WORK TO COMPLETE >>
Set out every line of the items below as a JSON list of strings, one string per line, leaving out blank lines.

MATERIAL SHOWN >>
***

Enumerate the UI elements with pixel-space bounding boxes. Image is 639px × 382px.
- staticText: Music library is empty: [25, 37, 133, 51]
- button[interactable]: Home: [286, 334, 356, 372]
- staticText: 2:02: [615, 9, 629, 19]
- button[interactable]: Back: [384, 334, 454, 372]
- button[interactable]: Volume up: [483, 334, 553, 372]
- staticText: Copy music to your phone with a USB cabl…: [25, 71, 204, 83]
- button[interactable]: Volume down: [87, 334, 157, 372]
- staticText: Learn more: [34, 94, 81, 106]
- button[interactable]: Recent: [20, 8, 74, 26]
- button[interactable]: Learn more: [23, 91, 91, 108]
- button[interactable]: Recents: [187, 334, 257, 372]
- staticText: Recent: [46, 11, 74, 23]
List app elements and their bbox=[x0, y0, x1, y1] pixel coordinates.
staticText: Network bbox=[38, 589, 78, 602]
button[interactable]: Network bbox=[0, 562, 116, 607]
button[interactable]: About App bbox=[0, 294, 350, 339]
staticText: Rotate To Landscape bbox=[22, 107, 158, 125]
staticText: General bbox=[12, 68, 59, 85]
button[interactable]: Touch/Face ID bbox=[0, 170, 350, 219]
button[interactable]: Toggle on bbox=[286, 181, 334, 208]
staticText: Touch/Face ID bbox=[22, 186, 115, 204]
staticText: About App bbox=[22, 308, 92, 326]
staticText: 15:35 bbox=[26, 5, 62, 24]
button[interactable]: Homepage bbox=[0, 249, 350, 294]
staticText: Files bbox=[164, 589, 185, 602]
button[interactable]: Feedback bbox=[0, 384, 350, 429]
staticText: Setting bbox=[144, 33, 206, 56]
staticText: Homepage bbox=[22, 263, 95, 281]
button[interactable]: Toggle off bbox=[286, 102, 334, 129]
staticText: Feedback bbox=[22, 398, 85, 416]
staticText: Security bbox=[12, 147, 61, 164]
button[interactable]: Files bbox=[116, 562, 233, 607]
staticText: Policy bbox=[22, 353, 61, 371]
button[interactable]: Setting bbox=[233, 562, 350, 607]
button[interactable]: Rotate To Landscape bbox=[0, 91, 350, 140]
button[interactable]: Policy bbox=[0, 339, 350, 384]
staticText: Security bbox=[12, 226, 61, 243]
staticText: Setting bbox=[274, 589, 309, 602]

***

RESULT OF THIS EXERCISE >>
[
  "Enumerate the UI elements with pixel-space bounding boxes. Image is 639px × 382px.",
  "- staticText: Music library is empty: [25, 37, 133, 51]",
  "- button[interactable]: Home: [286, 334, 356, 372]",
  "- staticText: 2:02: [615, 9, 629, 19]",
  "- button[interactable]: Back: [384, 334, 454, 372]",
  "- button[interactable]: Volume up: [483, 334, 553, 372]",
  "- staticText: Copy music to your phone with a USB cabl…: [25, 71, 204, 83]",
  "- button[interactable]: Volume down: [87, 334, 157, 372]",
  "- staticText: Learn more: [34, 94, 81, 106]",
  "- button[interactable]: Recent: [20, 8, 74, 26]",
  "- button[interactable]: Learn more: [23, 91, 91, 108]",
  "- button[interactable]: Recents: [187, 334, 257, 372]",
  "- staticText: Recent: [46, 11, 74, 23]",
  "List app elements and their bbox=[x0, y0, x1, y1] pixel coordinates.",
  "staticText: Network bbox=[38, 589, 78, 602]",
  "button[interactable]: Network bbox=[0, 562, 116, 607]",
  "button[interactable]: About App bbox=[0, 294, 350, 339]",
  "staticText: Rotate To Landscape bbox=[22, 107, 158, 125]",
  "staticText: General bbox=[12, 68, 59, 85]",
  "button[interactable]: Touch/Face ID bbox=[0, 170, 350, 219]",
  "button[interactable]: Toggle on bbox=[286, 181, 334, 208]",
  "staticText: Touch/Face ID bbox=[22, 186, 115, 204]",
  "staticText: About App bbox=[22, 308, 92, 326]",
  "staticText: 15:35 bbox=[26, 5, 62, 24]",
  "button[interactable]: Homepage bbox=[0, 249, 350, 294]",
  "staticText: Files bbox=[164, 589, 185, 602]",
  "button[interactable]: Feedback bbox=[0, 384, 350, 429]",
  "staticText: Setting bbox=[144, 33, 206, 56]",
  "staticText: Homepage bbox=[22, 263, 95, 281]",
  "button[interactable]: Toggle off bbox=[286, 102, 334, 129]",
  "staticText: Feedback bbox=[22, 398, 85, 416]",
  "staticText: Security bbox=[12, 147, 61, 164]",
  "button[interactable]: Files bbox=[116, 562, 233, 607]",
  "staticText: Policy bbox=[22, 353, 61, 371]",
  "button[interactable]: Setting bbox=[233, 562, 350, 607]",
  "button[interactable]: Rotate To Landscape bbox=[0, 91, 350, 140]",
  "button[interactable]: Policy bbox=[0, 339, 350, 384]",
  "staticText: Security bbox=[12, 226, 61, 243]",
  "staticText: Setting bbox=[274, 589, 309, 602]"
]